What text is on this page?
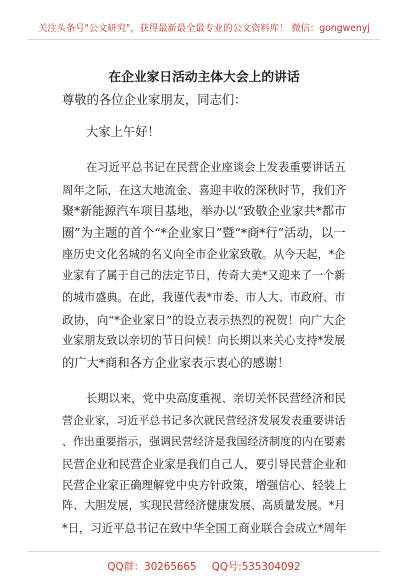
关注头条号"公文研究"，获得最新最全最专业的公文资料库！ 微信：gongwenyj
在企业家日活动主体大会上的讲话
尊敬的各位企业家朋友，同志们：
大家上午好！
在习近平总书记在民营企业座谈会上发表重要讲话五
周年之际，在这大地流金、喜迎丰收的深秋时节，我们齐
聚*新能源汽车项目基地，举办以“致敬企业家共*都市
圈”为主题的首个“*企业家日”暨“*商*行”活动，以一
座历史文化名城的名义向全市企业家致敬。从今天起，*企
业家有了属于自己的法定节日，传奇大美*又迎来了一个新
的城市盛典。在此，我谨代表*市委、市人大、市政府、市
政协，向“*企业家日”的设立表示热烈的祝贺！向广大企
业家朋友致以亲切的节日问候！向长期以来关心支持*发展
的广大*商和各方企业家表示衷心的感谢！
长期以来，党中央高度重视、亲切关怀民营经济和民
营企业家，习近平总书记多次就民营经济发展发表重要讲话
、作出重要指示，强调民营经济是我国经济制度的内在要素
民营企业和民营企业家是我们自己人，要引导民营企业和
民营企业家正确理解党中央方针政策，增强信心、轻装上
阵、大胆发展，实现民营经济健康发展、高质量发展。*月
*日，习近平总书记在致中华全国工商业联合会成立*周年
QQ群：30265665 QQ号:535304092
________________
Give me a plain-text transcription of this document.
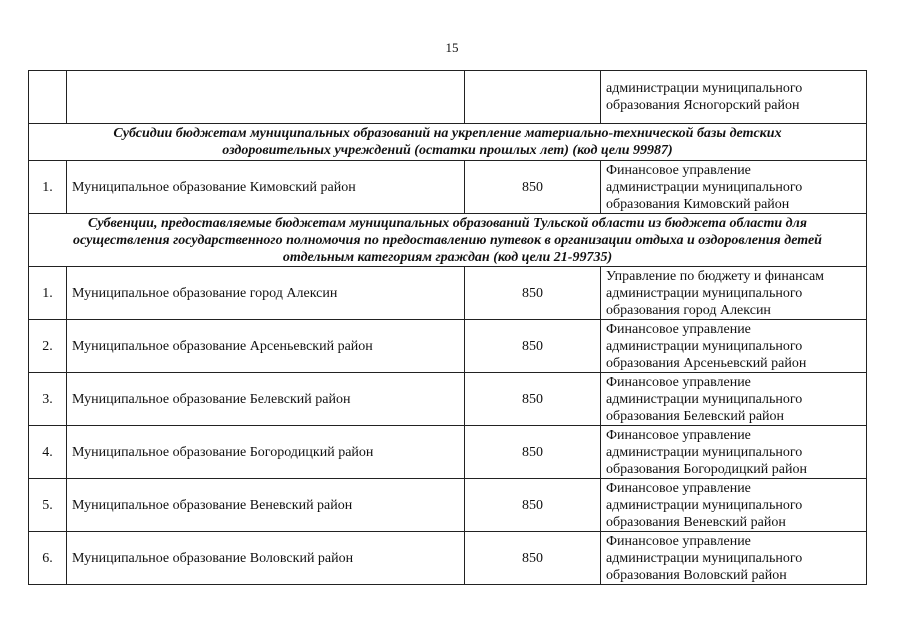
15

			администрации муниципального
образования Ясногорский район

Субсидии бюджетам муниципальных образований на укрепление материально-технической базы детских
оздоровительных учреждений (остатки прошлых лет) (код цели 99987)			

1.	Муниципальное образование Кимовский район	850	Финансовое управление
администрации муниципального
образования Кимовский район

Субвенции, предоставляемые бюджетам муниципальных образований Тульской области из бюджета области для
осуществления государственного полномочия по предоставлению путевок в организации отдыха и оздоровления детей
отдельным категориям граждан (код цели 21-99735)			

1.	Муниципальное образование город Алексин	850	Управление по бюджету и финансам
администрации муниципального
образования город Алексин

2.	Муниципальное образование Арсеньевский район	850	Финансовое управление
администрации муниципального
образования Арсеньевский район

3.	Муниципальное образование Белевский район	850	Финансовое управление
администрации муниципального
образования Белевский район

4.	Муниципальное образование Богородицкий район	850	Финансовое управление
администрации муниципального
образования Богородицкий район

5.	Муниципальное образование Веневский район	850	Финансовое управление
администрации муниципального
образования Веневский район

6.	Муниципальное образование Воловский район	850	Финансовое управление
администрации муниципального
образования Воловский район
________________
TASK DIRECTIONS →
From the data, collect all lines where the string "Белевский" appears.

OUTPUT FOR THIS EXERCISE →
3.	Муниципальное образование Белевский район	850	Финансовое управление
образования Белевский район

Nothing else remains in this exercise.